[Dataset records]
•••••

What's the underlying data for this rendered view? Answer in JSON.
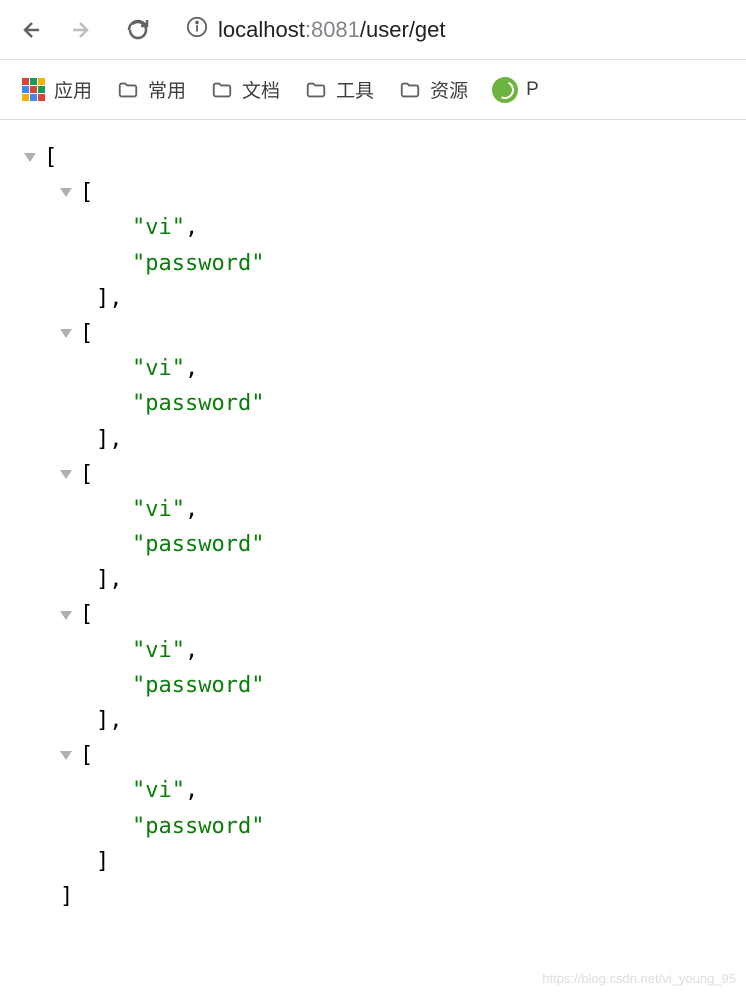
{
  "nav": {
    "url_host": "localhost",
    "url_port": ":8081",
    "url_path": "/user/get"
  },
  "bookmarks": {
    "apps_label": "应用",
    "items": [
      {
        "label": "常用"
      },
      {
        "label": "文档"
      },
      {
        "label": "工具"
      },
      {
        "label": "资源"
      }
    ],
    "spring_label": "P"
  },
  "json_data": {
    "arrays": [
      [
        "vi",
        "password"
      ],
      [
        "vi",
        "password"
      ],
      [
        "vi",
        "password"
      ],
      [
        "vi",
        "password"
      ],
      [
        "vi",
        "password"
      ]
    ]
  },
  "watermark": "https://blog.csdn.net/vi_young_95"
}
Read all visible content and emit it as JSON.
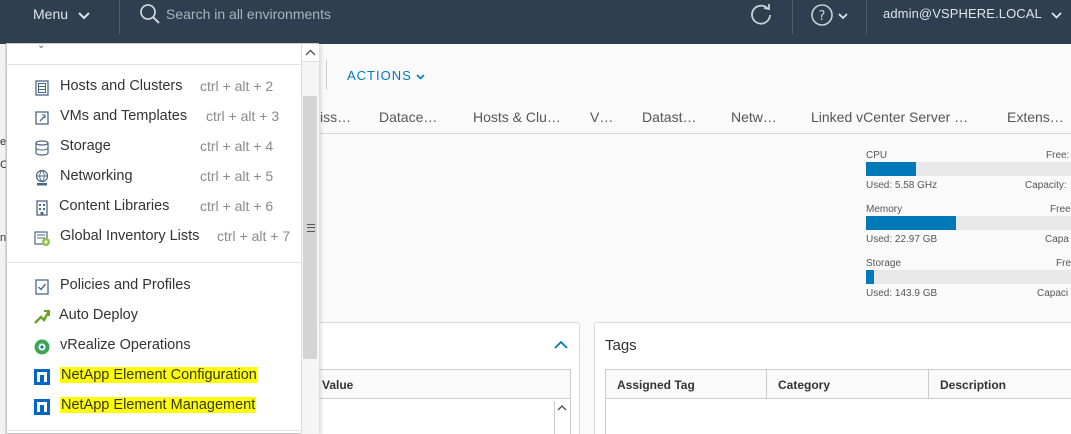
{
  "topbar": {
    "menu_label": "Menu",
    "search_placeholder": "Search in all environments",
    "user": "admin@VSPHERE.LOCAL"
  },
  "left_strip": [
    "er",
    "C",
    "n"
  ],
  "toolbar": {
    "actions_label": "ACTIONS"
  },
  "tabs": [
    "iss…",
    "Datace…",
    "Hosts & Clu…",
    "V…",
    "Datast…",
    "Netw…",
    "Linked vCenter Server …",
    "Extens…"
  ],
  "resources": [
    {
      "label": "CPU",
      "free": "Free:",
      "used": "Used: 5.58 GHz",
      "capacity": "Capacity:",
      "fill_fraction": 0.24
    },
    {
      "label": "Memory",
      "free": "Free",
      "used": "Used: 22.97 GB",
      "capacity": "Capa",
      "fill_fraction": 0.43
    },
    {
      "label": "Storage",
      "free": "Fre",
      "used": "Used: 143.9 GB",
      "capacity": "Capaci",
      "fill_fraction": 0.04
    }
  ],
  "attributes_card": {
    "value_header": "Value"
  },
  "tags_card": {
    "title": "Tags",
    "columns": [
      "Assigned Tag",
      "Category",
      "Description"
    ]
  },
  "menu": {
    "inventory": [
      {
        "label": "Hosts and Clusters",
        "shortcut": "ctrl + alt + 2",
        "icon": "hosts-clusters-icon"
      },
      {
        "label": "VMs and Templates",
        "shortcut": "ctrl + alt + 3",
        "icon": "vms-templates-icon"
      },
      {
        "label": "Storage",
        "shortcut": "ctrl + alt + 4",
        "icon": "storage-icon"
      },
      {
        "label": "Networking",
        "shortcut": "ctrl + alt + 5",
        "icon": "networking-icon"
      },
      {
        "label": "Content Libraries",
        "shortcut": "ctrl + alt + 6",
        "icon": "content-libraries-icon"
      },
      {
        "label": "Global Inventory Lists",
        "shortcut": "ctrl + alt + 7",
        "icon": "global-inventory-icon"
      }
    ],
    "tools": [
      {
        "label": "Policies and Profiles",
        "icon": "policies-icon"
      },
      {
        "label": "Auto Deploy",
        "icon": "auto-deploy-icon"
      },
      {
        "label": "vRealize Operations",
        "icon": "vrealize-icon"
      },
      {
        "label": "NetApp Element Configuration",
        "icon": "netapp-icon",
        "highlighted": true
      },
      {
        "label": "NetApp Element Management",
        "icon": "netapp-icon",
        "highlighted": true
      }
    ]
  },
  "colors": {
    "topbar_bg": "#2e3f4f",
    "accent": "#0079b8",
    "highlight": "#ffff00"
  }
}
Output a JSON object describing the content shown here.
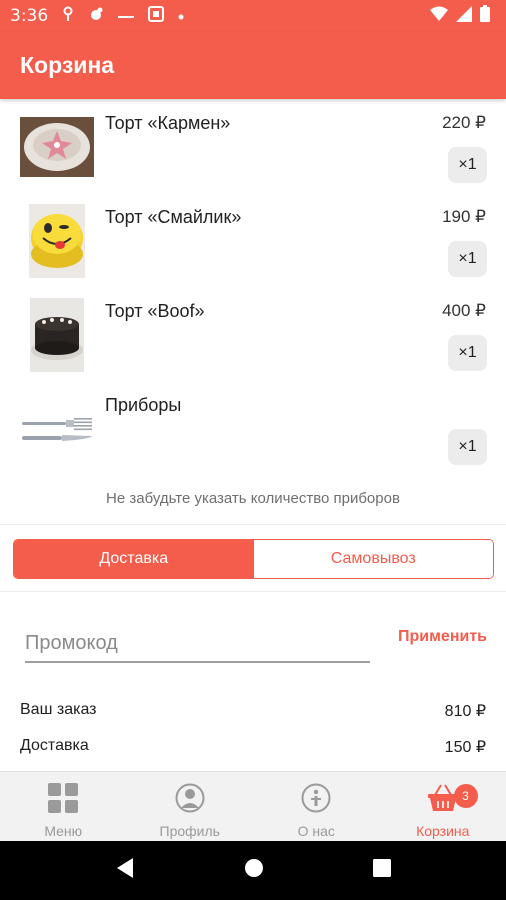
{
  "status": {
    "time": "3:36"
  },
  "app_bar": {
    "title": "Корзина"
  },
  "cart": {
    "items": [
      {
        "name": "Торт «Кармен»",
        "price": "220 ₽",
        "qty": "×1"
      },
      {
        "name": "Торт «Смайлик»",
        "price": "190 ₽",
        "qty": "×1"
      },
      {
        "name": "Торт «Boof»",
        "price": "400 ₽",
        "qty": "×1"
      },
      {
        "name": "Приборы",
        "price": "",
        "qty": "×1"
      }
    ],
    "cutlery_note": "Не забудьте указать количество приборов"
  },
  "delivery_toggle": {
    "delivery": "Доставка",
    "pickup": "Самовывоз",
    "selected": "Доставка"
  },
  "promo": {
    "placeholder": "Промокод",
    "value": "",
    "apply_label": "Применить"
  },
  "summary": {
    "order_label": "Ваш заказ",
    "order_value": "810 ₽",
    "delivery_label": "Доставка",
    "delivery_value": "150 ₽"
  },
  "bottom_nav": {
    "items": [
      {
        "label": "Меню",
        "icon": "grid-icon"
      },
      {
        "label": "Профиль",
        "icon": "profile-icon"
      },
      {
        "label": "О нас",
        "icon": "info-icon"
      },
      {
        "label": "Корзина",
        "icon": "basket-icon"
      }
    ],
    "cart_badge": "3",
    "active": "Корзина"
  },
  "colors": {
    "accent": "#f45d4c",
    "nav_bg": "#f2f2f2",
    "qty_bg": "#ececec"
  }
}
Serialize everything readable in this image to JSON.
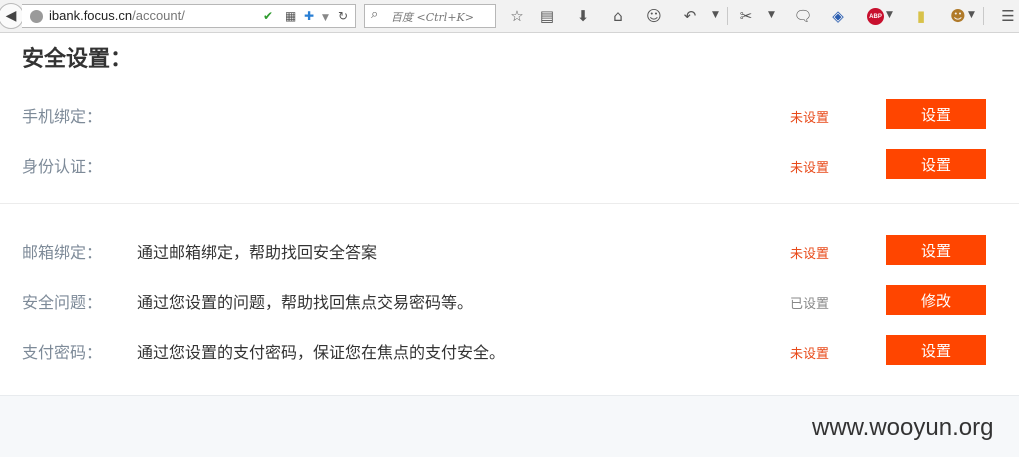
{
  "browser": {
    "url_host": "ibank.focus.cn",
    "url_path": "/account/",
    "search_placeholder": "百度 <Ctrl+K>",
    "icons": [
      "back-icon",
      "globe-icon",
      "shield-icon",
      "qr-icon",
      "plus-icon",
      "dropdown-icon",
      "reload-icon",
      "search-icon",
      "bookmark-star-icon",
      "clipboard-icon",
      "download-icon",
      "home-icon",
      "chat-icon",
      "undo-icon",
      "crop-icon",
      "speech-icon",
      "security-shield-icon",
      "adblock-icon",
      "note-icon",
      "monkey-icon",
      "menu-icon"
    ],
    "adblock_label": "ABP"
  },
  "page": {
    "section_title": "安全设置："
  },
  "security_items": [
    {
      "label": "手机绑定：",
      "description": "",
      "status": "未设置",
      "status_type": "unset",
      "button": "设置"
    },
    {
      "label": "身份认证：",
      "description": "",
      "status": "未设置",
      "status_type": "unset",
      "button": "设置"
    },
    {
      "label": "邮箱绑定：",
      "description": "通过邮箱绑定，帮助找回安全答案",
      "status": "未设置",
      "status_type": "unset",
      "button": "设置"
    },
    {
      "label": "安全问题：",
      "description": "通过您设置的问题，帮助找回焦点交易密码等。",
      "status": "已设置",
      "status_type": "set",
      "button": "修改"
    },
    {
      "label": "支付密码：",
      "description": "通过您设置的支付密码，保证您在焦点的支付安全。",
      "status": "未设置",
      "status_type": "unset",
      "button": "设置"
    }
  ],
  "colors": {
    "button_bg": "#ff4500",
    "status_unset": "#e84a1a",
    "status_set": "#888888",
    "label": "#7d8a98"
  },
  "watermark": "www.wooyun.org"
}
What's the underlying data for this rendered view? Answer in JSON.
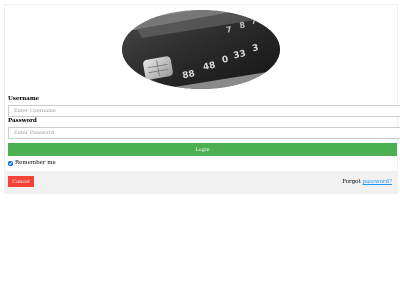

•••••

**Task directions:**
Print each record exactly as it stands, leaving the images out.

**Exercise output:**
What's the underlying data for this rendered view? Answer in JSON.
{
  "nav": {
    "url_host": "localhost",
    "url_port": ":8081",
    "url_path": "/user/get"
  },
  "bookmarks": {
    "apps_label": "应用",
    "items": [
      {
        "label": "常用"
      },
      {
        "label": "文档"
      },
      {
        "label": "工具"
      },
      {
        "label": "资源"
      }
    ],
    "spring_label": "P"
  },
  "json_data": {
    "arrays": [
      [
        "vi",
        "password"
      ],
      [
        "vi",
        "password"
      ],
      [
        "vi",
        "password"
      ],
      [
        "vi",
        "password"
      ],
      [
        "vi",
        "password"
      ]
    ]
  },
  "watermark": "https://blog.csdn.net/vi_young_95"
}
Read all visible content and emit it as JSON.
{
  "topbar": {
    "menu_label": "Menu",
    "search_placeholder": "Search in all environments",
    "user": "admin@VSPHERE.LOCAL"
  },
  "left_strip": [
    "er",
    "C",
    "n"
  ],
  "toolbar": {
    "actions_label": "ACTIONS"
  },
  "tabs": [
    "iss…",
    "Datace…",
    "Hosts & Clu…",
    "V…",
    "Datast…",
    "Netw…",
    "Linked vCenter Server …",
    "Extens…"
  ],
  "resources": [
    {
      "label": "CPU",
      "free": "Free:",
      "used": "Used: 5.58 GHz",
      "capacity": "Capacity:",
      "fill_fraction": 0.24
    },
    {
      "label": "Memory",
      "free": "Free",
      "used": "Used: 22.97 GB",
      "capacity": "Capa",
      "fill_fraction": 0.43
    },
    {
      "label": "Storage",
      "free": "Fre",
      "used": "Used: 143.9 GB",
      "capacity": "Capaci",
      "fill_fraction": 0.04
    }
  ],
  "attributes_card": {
    "value_header": "Value"
  },
  "tags_card": {
    "title": "Tags",
    "columns": [
      "Assigned Tag",
      "Category",
      "Description"
    ]
  },
  "menu": {
    "inventory": [
      {
        "label": "Hosts and Clusters",
        "shortcut": "ctrl + alt + 2",
        "icon": "hosts-clusters-icon"
      },
      {
        "label": "VMs and Templates",
        "shortcut": "ctrl + alt + 3",
        "icon": "vms-templates-icon"
      },
      {
        "label": "Storage",
        "shortcut": "ctrl + alt + 4",
        "icon": "storage-icon"
      },
      {
        "label": "Networking",
        "shortcut": "ctrl + alt + 5",
        "icon": "networking-icon"
      },
      {
        "label": "Content Libraries",
        "shortcut": "ctrl + alt + 6",
        "icon": "content-libraries-icon"
      },
      {
        "label": "Global Inventory Lists",
        "shortcut": "ctrl + alt + 7",
        "icon": "global-inventory-icon"
      }
    ],
    "tools": [
      {
        "label": "Policies and Profiles",
        "icon": "policies-icon"
      },
      {
        "label": "Auto Deploy",
        "icon": "auto-deploy-icon"
      },
      {
        "label": "vRealize Operations",
        "icon": "vrealize-icon"
      },
      {
        "label": "NetApp Element Configuration",
        "icon": "netapp-icon",
        "highlighted": true
      },
      {
        "label": "NetApp Element Management",
        "icon": "netapp-icon",
        "highlighted": true
      }
    ]
  },
  "colors": {
    "topbar_bg": "#2e3f4f",
    "accent": "#0079b8",
    "highlight": "#ffff00"
  }
}
Output a JSON object describing the content shown here.
{
  "status": {
    "time": "3:36"
  },
  "app_bar": {
    "title": "Корзина"
  },
  "cart": {
    "items": [
      {
        "name": "Торт «Кармен»",
        "price": "220 ₽",
        "qty": "×1"
      },
      {
        "name": "Торт «Смайлик»",
        "price": "190 ₽",
        "qty": "×1"
      },
      {
        "name": "Торт «Boof»",
        "price": "400 ₽",
        "qty": "×1"
      },
      {
        "name": "Приборы",
        "price": "",
        "qty": "×1"
      }
    ],
    "cutlery_note": "Не забудьте указать количество приборов"
  },
  "delivery_toggle": {
    "delivery": "Доставка",
    "pickup": "Самовывоз",
    "selected": "Доставка"
  },
  "promo": {
    "placeholder": "Промокод",
    "value": "",
    "apply_label": "Применить"
  },
  "summary": {
    "order_label": "Ваш заказ",
    "order_value": "810 ₽",
    "delivery_label": "Доставка",
    "delivery_value": "150 ₽"
  },
  "bottom_nav": {
    "items": [
      {
        "label": "Меню",
        "icon": "grid-icon"
      },
      {
        "label": "Профиль",
        "icon": "profile-icon"
      },
      {
        "label": "О нас",
        "icon": "info-icon"
      },
      {
        "label": "Корзина",
        "icon": "basket-icon"
      }
    ],
    "cart_badge": "3",
    "active": "Корзина"
  },
  "colors": {
    "accent": "#f45d4c",
    "nav_bg": "#f2f2f2",
    "qty_bg": "#ececec"
  }
}
Serialize everything readable in this image to JSON.
{
  "browser": {
    "url_host": "ibank.focus.cn",
    "url_path": "/account/",
    "search_placeholder": "百度 <Ctrl+K>",
    "icons": [
      "back-icon",
      "globe-icon",
      "shield-icon",
      "qr-icon",
      "plus-icon",
      "dropdown-icon",
      "reload-icon",
      "search-icon",
      "bookmark-star-icon",
      "clipboard-icon",
      "download-icon",
      "home-icon",
      "chat-icon",
      "undo-icon",
      "crop-icon",
      "speech-icon",
      "security-shield-icon",
      "adblock-icon",
      "note-icon",
      "monkey-icon",
      "menu-icon"
    ],
    "adblock_label": "ABP"
  },
  "page": {
    "section_title": "安全设置："
  },
  "security_items": [
    {
      "label": "手机绑定：",
      "description": "",
      "status": "未设置",
      "status_type": "unset",
      "button": "设置"
    },
    {
      "label": "身份认证：",
      "description": "",
      "status": "未设置",
      "status_type": "unset",
      "button": "设置"
    },
    {
      "label": "邮箱绑定：",
      "description": "通过邮箱绑定，帮助找回安全答案",
      "status": "未设置",
      "status_type": "unset",
      "button": "设置"
    },
    {
      "label": "安全问题：",
      "description": "通过您设置的问题，帮助找回焦点交易密码等。",
      "status": "已设置",
      "status_type": "set",
      "button": "修改"
    },
    {
      "label": "支付密码：",
      "description": "通过您设置的支付密码，保证您在焦点的支付安全。",
      "status": "未设置",
      "status_type": "unset",
      "button": "设置"
    }
  ],
  "colors": {
    "button_bg": "#ff4500",
    "status_unset": "#e84a1a",
    "status_set": "#888888",
    "label": "#7d8a98"
  },
  "watermark": "www.wooyun.org"
}
What's the underlying data for this rendered view? Answer in JSON.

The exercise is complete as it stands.